Task directions: Determine how many lines include the word "приложений", then give that number and nothing more.

Data items:

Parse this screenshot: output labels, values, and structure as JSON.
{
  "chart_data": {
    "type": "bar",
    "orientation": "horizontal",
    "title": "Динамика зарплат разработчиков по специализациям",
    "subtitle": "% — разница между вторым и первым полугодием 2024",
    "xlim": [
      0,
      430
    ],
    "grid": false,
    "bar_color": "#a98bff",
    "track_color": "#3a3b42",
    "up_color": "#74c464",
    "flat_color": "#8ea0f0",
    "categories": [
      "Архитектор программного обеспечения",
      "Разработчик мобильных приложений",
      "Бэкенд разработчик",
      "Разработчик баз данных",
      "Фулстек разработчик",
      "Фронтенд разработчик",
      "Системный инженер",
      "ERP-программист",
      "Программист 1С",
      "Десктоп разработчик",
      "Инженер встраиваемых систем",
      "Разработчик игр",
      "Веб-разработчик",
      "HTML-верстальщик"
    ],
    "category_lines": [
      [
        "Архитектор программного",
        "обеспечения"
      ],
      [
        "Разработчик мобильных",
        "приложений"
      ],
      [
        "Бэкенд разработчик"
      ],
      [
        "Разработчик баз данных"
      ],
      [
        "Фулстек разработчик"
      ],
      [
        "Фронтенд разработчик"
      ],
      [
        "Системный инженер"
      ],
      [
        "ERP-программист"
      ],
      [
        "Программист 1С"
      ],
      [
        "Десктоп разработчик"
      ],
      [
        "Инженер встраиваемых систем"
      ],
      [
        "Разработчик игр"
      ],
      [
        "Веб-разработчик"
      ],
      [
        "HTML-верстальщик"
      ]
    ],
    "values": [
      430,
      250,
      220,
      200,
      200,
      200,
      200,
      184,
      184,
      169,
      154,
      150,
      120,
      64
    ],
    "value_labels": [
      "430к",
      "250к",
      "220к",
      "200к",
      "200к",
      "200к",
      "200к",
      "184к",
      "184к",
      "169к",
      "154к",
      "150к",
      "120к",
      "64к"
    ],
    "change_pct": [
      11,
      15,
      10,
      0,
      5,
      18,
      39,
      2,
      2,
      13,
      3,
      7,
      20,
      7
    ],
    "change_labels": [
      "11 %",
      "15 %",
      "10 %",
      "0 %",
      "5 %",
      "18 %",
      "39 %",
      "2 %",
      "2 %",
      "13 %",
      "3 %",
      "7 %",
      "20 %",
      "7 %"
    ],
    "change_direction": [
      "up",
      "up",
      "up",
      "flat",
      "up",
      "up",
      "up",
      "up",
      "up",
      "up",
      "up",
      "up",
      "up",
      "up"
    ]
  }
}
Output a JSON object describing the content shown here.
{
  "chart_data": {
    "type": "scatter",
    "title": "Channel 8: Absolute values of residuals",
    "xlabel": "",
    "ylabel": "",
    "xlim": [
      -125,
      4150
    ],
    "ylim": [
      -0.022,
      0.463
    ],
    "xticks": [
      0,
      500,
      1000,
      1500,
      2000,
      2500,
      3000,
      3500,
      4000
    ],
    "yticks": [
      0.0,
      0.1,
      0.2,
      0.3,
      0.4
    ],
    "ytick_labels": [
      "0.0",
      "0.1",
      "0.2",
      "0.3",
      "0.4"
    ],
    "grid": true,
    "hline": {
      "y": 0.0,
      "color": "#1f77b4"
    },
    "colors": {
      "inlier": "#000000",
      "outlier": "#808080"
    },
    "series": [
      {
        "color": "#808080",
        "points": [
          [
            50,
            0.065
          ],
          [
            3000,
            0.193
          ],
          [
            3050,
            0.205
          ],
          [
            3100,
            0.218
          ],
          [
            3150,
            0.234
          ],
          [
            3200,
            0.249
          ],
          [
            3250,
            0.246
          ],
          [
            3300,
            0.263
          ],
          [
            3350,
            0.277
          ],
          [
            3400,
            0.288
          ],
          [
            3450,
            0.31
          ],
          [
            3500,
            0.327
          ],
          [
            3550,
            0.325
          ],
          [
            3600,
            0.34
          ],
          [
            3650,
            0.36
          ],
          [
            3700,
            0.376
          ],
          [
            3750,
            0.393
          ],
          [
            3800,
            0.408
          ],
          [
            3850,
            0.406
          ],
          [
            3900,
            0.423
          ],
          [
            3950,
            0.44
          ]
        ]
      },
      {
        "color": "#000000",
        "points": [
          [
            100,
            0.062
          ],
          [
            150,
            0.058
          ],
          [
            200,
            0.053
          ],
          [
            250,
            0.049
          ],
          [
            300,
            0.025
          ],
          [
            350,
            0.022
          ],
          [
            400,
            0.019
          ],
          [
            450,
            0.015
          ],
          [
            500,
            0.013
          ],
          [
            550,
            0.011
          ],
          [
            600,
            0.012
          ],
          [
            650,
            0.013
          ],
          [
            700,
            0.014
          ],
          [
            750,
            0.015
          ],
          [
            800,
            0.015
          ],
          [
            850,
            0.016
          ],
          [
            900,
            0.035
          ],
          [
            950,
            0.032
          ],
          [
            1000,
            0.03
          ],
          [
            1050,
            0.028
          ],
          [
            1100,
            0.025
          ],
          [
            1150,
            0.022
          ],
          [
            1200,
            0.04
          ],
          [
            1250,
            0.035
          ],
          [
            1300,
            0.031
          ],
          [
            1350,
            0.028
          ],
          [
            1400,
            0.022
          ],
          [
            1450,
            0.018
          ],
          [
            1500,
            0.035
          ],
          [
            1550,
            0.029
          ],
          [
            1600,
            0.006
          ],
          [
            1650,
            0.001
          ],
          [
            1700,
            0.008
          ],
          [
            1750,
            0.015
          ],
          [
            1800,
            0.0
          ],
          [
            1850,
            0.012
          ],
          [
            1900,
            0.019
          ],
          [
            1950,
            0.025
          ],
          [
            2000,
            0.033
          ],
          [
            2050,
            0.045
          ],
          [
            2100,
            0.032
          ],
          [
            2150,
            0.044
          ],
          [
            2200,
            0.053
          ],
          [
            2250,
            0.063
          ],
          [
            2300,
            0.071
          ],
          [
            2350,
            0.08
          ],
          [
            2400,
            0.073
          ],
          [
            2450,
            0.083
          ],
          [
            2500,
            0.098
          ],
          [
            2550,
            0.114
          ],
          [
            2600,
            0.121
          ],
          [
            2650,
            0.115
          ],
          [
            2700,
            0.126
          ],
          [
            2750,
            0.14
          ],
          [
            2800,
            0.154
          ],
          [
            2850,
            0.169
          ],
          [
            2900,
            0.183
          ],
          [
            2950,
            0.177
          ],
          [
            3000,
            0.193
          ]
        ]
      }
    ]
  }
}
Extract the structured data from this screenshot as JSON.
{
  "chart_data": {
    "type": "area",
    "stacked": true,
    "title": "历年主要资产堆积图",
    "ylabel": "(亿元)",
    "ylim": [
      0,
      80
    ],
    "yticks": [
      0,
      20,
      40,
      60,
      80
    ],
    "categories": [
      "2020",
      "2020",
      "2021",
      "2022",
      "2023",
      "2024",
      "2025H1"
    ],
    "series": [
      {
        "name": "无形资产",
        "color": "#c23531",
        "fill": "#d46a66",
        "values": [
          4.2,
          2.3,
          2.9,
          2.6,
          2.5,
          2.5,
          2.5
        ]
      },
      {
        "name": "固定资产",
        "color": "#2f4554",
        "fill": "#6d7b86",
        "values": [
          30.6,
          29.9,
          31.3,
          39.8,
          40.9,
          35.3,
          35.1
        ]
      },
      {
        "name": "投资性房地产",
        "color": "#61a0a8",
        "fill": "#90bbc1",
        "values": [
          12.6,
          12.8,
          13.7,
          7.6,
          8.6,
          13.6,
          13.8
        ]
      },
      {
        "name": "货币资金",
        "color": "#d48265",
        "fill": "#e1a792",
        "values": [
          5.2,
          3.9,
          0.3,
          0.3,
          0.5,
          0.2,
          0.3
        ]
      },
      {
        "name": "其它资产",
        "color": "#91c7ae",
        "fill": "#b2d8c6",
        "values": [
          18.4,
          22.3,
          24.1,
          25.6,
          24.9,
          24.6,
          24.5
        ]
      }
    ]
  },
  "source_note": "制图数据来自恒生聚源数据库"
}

Correct result: 2